**WRITTEN REQUEST**:
Identify the lines that contain the word "скидки", then copy them.

**DATA ENTRIES**:
----
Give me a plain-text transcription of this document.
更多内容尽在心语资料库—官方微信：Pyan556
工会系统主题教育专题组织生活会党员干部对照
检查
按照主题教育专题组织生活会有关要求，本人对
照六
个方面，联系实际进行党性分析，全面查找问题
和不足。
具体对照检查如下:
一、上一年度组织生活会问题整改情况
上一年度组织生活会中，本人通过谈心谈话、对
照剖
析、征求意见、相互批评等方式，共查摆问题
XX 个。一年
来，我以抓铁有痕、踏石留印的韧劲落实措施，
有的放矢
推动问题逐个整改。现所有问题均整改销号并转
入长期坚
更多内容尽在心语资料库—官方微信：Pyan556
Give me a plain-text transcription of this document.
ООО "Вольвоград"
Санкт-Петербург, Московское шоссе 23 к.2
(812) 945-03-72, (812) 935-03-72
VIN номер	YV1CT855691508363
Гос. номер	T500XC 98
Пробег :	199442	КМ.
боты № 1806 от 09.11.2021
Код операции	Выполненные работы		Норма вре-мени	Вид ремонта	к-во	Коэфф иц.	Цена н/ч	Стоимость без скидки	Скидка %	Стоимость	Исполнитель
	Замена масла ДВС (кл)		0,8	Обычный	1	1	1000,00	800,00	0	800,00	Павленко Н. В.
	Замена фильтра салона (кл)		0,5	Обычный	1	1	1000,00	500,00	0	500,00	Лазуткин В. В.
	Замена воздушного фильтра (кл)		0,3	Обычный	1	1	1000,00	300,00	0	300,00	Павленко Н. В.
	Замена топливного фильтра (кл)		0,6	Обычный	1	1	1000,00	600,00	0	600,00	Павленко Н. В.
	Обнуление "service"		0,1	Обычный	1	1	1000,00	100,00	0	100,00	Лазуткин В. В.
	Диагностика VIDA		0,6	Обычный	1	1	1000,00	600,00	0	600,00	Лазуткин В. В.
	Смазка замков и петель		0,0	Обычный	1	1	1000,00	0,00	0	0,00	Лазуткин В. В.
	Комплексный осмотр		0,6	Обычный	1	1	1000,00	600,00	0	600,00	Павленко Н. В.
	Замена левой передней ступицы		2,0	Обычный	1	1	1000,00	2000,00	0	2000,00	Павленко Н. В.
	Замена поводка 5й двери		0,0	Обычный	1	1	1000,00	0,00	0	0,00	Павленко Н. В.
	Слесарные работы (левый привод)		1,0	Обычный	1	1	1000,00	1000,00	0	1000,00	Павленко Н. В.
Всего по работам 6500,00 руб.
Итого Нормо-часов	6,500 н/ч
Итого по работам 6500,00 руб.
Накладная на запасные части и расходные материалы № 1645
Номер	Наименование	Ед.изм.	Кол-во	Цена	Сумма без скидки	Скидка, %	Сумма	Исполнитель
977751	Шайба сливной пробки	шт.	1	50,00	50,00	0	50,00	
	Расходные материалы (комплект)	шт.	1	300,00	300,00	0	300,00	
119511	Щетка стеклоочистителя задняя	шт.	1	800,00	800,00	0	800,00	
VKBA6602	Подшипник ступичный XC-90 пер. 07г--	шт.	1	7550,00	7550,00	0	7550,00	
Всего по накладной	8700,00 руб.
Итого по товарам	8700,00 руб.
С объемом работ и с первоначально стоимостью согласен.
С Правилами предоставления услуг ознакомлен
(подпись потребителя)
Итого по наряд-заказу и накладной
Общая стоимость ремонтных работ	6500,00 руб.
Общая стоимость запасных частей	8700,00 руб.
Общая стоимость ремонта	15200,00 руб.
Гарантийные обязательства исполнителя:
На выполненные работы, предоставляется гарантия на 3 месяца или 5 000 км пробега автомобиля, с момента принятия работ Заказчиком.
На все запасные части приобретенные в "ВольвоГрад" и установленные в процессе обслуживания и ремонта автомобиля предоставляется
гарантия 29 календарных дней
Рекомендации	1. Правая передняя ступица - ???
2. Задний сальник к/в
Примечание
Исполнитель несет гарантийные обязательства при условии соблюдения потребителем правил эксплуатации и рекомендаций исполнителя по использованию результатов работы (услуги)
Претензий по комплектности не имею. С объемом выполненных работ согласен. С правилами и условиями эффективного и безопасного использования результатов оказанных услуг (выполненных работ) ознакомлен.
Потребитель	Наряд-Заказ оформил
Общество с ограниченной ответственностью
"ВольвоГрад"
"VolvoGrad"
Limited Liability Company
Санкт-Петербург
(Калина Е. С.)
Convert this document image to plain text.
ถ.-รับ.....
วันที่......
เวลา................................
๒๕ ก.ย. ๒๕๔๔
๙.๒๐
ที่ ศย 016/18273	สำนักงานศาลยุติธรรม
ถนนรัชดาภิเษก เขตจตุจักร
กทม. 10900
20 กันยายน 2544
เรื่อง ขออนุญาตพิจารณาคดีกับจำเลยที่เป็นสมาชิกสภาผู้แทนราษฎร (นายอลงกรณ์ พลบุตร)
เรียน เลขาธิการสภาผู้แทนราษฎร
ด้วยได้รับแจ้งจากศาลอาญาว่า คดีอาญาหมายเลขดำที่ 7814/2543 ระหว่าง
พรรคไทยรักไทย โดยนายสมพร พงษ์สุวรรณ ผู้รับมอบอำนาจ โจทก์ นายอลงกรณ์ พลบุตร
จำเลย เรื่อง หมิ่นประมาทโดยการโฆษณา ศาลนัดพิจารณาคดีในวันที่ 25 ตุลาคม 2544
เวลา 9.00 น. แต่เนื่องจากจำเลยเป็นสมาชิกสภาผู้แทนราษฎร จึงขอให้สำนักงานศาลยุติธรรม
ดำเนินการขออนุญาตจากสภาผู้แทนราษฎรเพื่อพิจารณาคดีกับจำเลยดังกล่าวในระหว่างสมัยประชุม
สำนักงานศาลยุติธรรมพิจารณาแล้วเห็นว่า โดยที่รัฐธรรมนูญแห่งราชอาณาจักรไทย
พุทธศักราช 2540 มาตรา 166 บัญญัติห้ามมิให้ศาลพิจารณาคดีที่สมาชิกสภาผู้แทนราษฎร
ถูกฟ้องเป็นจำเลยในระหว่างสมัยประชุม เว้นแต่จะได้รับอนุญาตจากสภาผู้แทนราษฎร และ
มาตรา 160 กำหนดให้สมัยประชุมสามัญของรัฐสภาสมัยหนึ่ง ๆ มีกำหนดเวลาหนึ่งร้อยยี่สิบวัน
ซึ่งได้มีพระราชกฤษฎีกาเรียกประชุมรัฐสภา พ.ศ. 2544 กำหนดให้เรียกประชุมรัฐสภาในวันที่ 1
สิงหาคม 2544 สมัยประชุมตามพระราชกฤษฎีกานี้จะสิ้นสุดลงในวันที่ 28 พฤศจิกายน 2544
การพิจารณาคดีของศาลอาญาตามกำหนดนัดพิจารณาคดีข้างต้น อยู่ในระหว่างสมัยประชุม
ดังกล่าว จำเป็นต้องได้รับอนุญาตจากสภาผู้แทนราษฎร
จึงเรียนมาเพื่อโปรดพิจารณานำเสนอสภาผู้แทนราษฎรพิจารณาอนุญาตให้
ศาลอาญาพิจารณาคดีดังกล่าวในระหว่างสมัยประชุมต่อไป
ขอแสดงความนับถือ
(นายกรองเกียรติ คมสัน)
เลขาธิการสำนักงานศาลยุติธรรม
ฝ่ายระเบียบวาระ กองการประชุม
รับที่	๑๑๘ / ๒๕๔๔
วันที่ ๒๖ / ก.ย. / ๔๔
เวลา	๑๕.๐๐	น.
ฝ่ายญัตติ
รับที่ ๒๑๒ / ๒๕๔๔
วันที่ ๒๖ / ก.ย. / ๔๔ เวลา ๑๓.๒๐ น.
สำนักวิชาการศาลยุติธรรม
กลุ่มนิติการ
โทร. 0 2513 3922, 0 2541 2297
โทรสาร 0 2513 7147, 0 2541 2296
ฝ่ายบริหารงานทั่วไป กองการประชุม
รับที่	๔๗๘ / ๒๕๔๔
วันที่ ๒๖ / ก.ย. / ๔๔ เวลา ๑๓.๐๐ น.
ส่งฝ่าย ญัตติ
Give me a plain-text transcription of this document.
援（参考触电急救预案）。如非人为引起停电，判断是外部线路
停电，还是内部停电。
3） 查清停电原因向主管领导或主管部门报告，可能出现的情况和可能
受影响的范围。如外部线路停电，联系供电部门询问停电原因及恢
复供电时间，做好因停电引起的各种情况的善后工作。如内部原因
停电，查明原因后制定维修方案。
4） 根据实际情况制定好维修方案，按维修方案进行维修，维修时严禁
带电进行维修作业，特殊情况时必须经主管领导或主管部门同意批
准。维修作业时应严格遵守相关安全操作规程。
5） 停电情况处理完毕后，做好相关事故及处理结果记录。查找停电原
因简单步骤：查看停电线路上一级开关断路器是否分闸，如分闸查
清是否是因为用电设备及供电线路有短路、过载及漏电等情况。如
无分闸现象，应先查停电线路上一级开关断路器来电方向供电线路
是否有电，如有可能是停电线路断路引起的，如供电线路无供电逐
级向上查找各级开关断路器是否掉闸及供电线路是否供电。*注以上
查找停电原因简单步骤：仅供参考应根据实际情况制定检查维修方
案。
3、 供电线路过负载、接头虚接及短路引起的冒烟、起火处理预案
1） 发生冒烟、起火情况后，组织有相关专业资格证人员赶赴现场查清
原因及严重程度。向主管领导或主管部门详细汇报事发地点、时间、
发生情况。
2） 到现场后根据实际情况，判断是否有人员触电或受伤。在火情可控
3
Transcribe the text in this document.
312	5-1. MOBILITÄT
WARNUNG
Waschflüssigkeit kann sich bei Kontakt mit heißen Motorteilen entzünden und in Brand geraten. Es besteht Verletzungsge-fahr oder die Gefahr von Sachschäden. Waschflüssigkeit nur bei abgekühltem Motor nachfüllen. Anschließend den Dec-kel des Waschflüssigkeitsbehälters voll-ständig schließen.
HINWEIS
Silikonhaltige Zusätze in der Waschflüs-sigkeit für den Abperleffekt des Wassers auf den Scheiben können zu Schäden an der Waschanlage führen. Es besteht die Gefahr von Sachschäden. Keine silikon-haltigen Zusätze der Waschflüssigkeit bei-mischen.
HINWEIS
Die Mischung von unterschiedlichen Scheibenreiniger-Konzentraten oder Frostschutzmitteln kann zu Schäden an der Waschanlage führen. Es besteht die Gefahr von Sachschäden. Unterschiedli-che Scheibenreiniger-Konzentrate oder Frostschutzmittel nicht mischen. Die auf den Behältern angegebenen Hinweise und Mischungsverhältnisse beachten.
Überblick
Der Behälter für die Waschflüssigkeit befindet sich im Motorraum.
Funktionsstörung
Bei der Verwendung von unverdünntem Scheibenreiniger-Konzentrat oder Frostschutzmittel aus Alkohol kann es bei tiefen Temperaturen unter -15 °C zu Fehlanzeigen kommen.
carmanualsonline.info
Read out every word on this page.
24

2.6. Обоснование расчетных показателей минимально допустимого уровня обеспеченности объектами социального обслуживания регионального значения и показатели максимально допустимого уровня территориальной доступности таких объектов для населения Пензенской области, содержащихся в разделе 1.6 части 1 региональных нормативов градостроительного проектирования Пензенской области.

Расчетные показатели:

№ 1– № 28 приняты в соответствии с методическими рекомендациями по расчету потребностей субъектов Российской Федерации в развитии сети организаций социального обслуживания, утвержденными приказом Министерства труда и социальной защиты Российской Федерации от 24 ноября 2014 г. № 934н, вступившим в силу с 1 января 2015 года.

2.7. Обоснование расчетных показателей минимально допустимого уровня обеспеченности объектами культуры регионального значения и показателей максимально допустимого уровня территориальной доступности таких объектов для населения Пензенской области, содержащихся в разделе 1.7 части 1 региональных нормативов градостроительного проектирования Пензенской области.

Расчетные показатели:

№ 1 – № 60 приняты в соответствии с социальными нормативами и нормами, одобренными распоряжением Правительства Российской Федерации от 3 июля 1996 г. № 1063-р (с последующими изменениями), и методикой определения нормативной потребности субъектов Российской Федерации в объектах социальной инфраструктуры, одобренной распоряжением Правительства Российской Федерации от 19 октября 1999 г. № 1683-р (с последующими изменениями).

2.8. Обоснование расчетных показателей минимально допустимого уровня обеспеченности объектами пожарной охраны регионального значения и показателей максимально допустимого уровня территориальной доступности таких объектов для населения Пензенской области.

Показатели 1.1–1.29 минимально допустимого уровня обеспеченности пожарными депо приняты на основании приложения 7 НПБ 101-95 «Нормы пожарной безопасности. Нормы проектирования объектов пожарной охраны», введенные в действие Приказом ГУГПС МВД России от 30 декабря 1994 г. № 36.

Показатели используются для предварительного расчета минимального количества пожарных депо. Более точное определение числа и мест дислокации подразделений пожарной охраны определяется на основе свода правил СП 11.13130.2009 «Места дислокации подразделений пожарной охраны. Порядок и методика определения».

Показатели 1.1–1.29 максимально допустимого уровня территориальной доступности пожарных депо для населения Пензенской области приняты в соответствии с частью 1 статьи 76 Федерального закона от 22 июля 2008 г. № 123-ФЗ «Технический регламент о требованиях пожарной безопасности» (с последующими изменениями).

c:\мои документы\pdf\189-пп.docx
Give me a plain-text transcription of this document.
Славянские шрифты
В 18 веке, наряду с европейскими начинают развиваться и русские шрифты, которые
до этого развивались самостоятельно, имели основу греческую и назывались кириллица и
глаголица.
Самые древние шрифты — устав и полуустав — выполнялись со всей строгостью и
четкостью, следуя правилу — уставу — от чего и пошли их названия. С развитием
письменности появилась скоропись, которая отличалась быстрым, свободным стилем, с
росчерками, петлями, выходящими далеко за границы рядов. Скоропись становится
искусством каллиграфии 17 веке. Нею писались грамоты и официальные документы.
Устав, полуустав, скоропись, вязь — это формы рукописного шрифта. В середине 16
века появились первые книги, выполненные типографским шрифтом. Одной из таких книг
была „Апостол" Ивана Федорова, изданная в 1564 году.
----
**CORRECT RESPONSE**:
Код операции	Выполненные работы		Норма вре-мени	Вид ремонта	к-во	Коэфф иц.	Цена н/ч	Стоимость без скидки	Скидка %	Стоимость	Исполнитель
Номер	Наименование	Ед.изм.	Кол-во	Цена	Сумма без скидки	Скидка, %	Сумма	Исполнитель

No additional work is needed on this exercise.